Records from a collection
┌──

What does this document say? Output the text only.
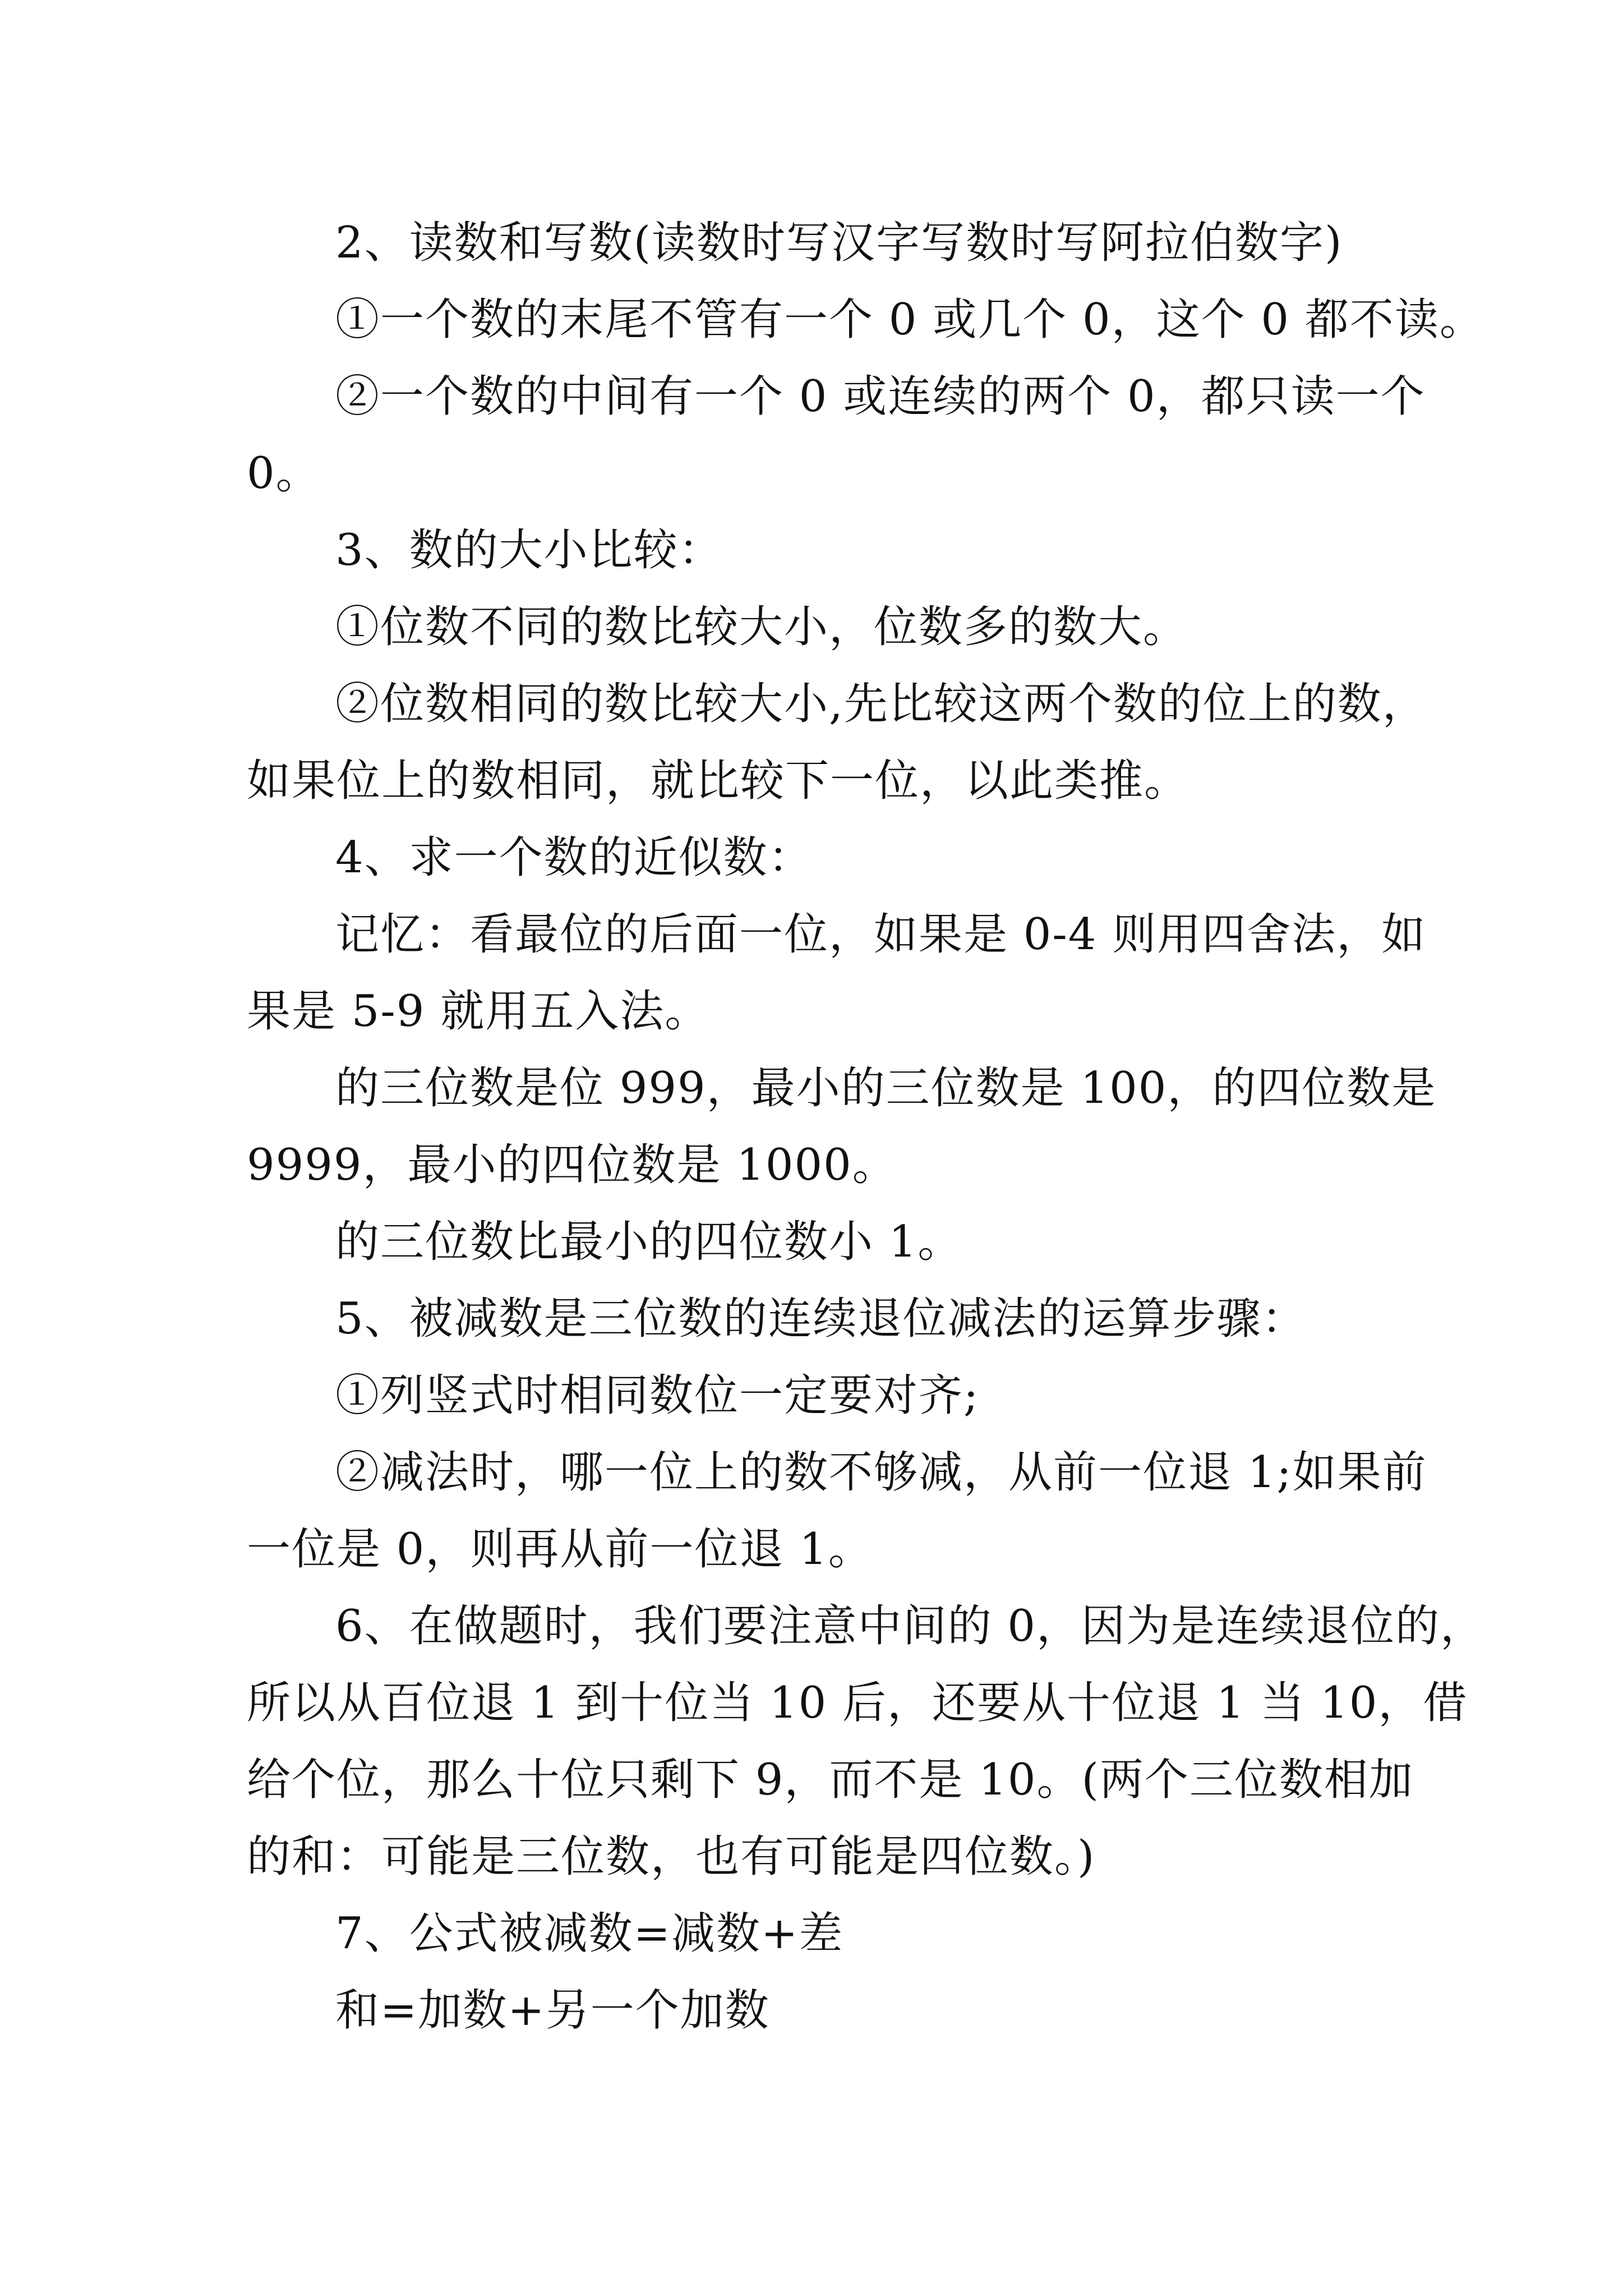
2、读数和写数(读数时写汉字写数时写阿拉伯数字)
①一个数的末尾不管有一个 0 或几个 0，这个 0 都不读。
②一个数的中间有一个 0 或连续的两个 0，都只读一个
0。
3、数的大小比较：
①位数不同的数比较大小，位数多的数大。
②位数相同的数比较大小,先比较这两个数的位上的数，
如果位上的数相同，就比较下一位，以此类推。
4、求一个数的近似数：
记忆：看最位的后面一位，如果是 0-4 则用四舍法，如
果是 5-9 就用五入法。
的三位数是位 999，最小的三位数是 100，的四位数是
9999，最小的四位数是 1000。
的三位数比最小的四位数小 1。
5、被减数是三位数的连续退位减法的运算步骤：
①列竖式时相同数位一定要对齐;
②减法时，哪一位上的数不够减，从前一位退 1;如果前
一位是 0，则再从前一位退 1。
6、在做题时，我们要注意中间的 0，因为是连续退位的，
所以从百位退 1 到十位当 10 后，还要从十位退 1 当 10，借
给个位，那么十位只剩下 9，而不是 10。(两个三位数相加
的和：可能是三位数，也有可能是四位数。)
7、公式被减数=减数+差
和=加数+另一个加数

└──

Leave out the pictures and give the listing above again exactly.

What does this document say? Output the text only.
2、读数和写数(读数时写汉字写数时写阿拉伯数字)
①一个数的末尾不管有一个 0 或几个 0，这个 0 都不读。
②一个数的中间有一个 0 或连续的两个 0，都只读一个
0。
3、数的大小比较：
①位数不同的数比较大小，位数多的数大。
②位数相同的数比较大小,先比较这两个数的位上的数，
如果位上的数相同，就比较下一位，以此类推。
4、求一个数的近似数：
记忆：看最位的后面一位，如果是 0-4 则用四舍法，如
果是 5-9 就用五入法。
的三位数是位 999，最小的三位数是 100，的四位数是
9999，最小的四位数是 1000。
的三位数比最小的四位数小 1。
5、被减数是三位数的连续退位减法的运算步骤：
①列竖式时相同数位一定要对齐;
②减法时，哪一位上的数不够减，从前一位退 1;如果前
一位是 0，则再从前一位退 1。
6、在做题时，我们要注意中间的 0，因为是连续退位的，
所以从百位退 1 到十位当 10 后，还要从十位退 1 当 10，借
给个位，那么十位只剩下 9，而不是 10。(两个三位数相加
的和：可能是三位数，也有可能是四位数。)
7、公式被减数=减数+差
和=加数+另一个加数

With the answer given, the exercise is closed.